• **Problem requirements**
Without the pictures, print each of the records below exactly as it appears.

• **Material**
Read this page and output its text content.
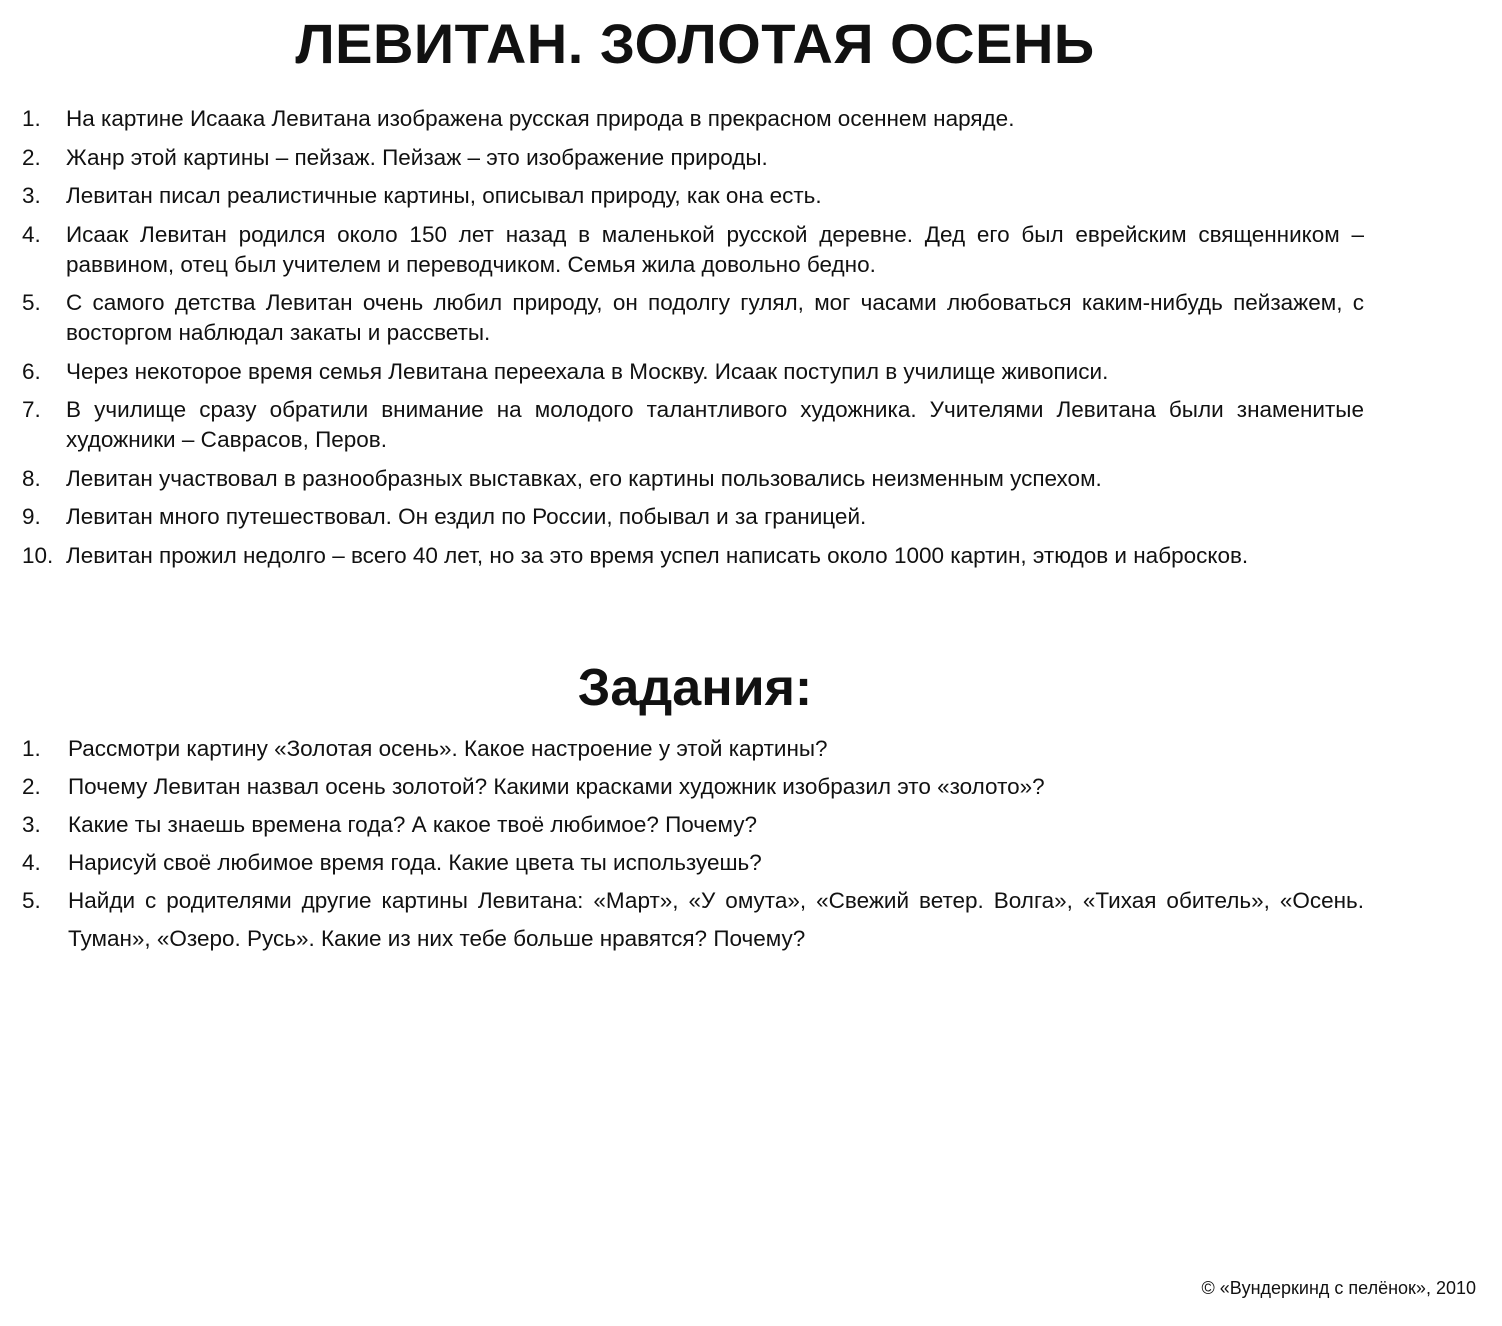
ЛЕВИТАН. ЗОЛОТАЯ ОСЕНЬ
1. На картине Исаака Левитана изображена русская природа в прекрасном осеннем наряде.
2. Жанр этой картины – пейзаж. Пейзаж – это изображение природы.
3. Левитан писал реалистичные картины, описывал природу, как она есть.
4. Исаак Левитан родился около 150 лет назад в маленькой русской деревне. Дед его был еврейским священником – раввином, отец был учителем и переводчиком. Семья жила довольно бедно.
5. С самого детства Левитан очень любил природу, он подолгу гулял, мог часами любоваться каким-нибудь пейзажем, с восторгом наблюдал закаты и рассветы.
6. Через некоторое время семья Левитана переехала в Москву. Исаак поступил в училище живописи.
7. В училище сразу обратили внимание на молодого талантливого художника. Учителями Левитана были знаменитые художники – Саврасов, Перов.
8. Левитан участвовал в разнообразных выставках, его картины пользовались неизменным успехом.
9. Левитан много путешествовал. Он ездил по России, побывал и за границей.
10. Левитан прожил недолго – всего 40 лет, но за это время успел написать около 1000 картин, этюдов и набросков.
Задания:
1. Рассмотри картину «Золотая осень». Какое настроение у этой картины?
2. Почему Левитан назвал осень золотой? Какими красками художник изобразил это «золото»?
3. Какие ты знаешь времена года? А какое твоё любимое? Почему?
4. Нарисуй своё любимое время года. Какие цвета ты используешь?
5. Найди с родителями другие картины Левитана: «Март», «У омута», «Свежий ветер. Волга», «Тихая обитель», «Осень. Туман», «Озеро. Русь». Какие из них тебе больше нравятся? Почему?
© «Вундеркинд с пелёнок», 2010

• **Result for this task**
Read this page and output its text content.
ЛЕВИТАН. ЗОЛОТАЯ ОСЕНЬ
1. На картине Исаака Левитана изображена русская природа в прекрасном осеннем наряде.
2. Жанр этой картины – пейзаж. Пейзаж – это изображение природы.
3. Левитан писал реалистичные картины, описывал природу, как она есть.
4. Исаак Левитан родился около 150 лет назад в маленькой русской деревне. Дед его был еврейским священником – раввином, отец был учителем и переводчиком. Семья жила довольно бедно.
5. С самого детства Левитан очень любил природу, он подолгу гулял, мог часами любоваться каким-нибудь пейзажем, с восторгом наблюдал закаты и рассветы.
6. Через некоторое время семья Левитана переехала в Москву. Исаак поступил в училище живописи.
7. В училище сразу обратили внимание на молодого талантливого художника. Учителями Левитана были знаменитые художники – Саврасов, Перов.
8. Левитан участвовал в разнообразных выставках, его картины пользовались неизменным успехом.
9. Левитан много путешествовал. Он ездил по России, побывал и за границей.
10. Левитан прожил недолго – всего 40 лет, но за это время успел написать около 1000 картин, этюдов и набросков.
Задания:
1. Рассмотри картину «Золотая осень». Какое настроение у этой картины?
2. Почему Левитан назвал осень золотой? Какими красками художник изобразил это «золото»?
3. Какие ты знаешь времена года? А какое твоё любимое? Почему?
4. Нарисуй своё любимое время года. Какие цвета ты используешь?
5. Найди с родителями другие картины Левитана: «Март», «У омута», «Свежий ветер. Волга», «Тихая обитель», «Осень. Туман», «Озеро. Русь». Какие из них тебе больше нравятся? Почему?
© «Вундеркинд с пелёнок», 2010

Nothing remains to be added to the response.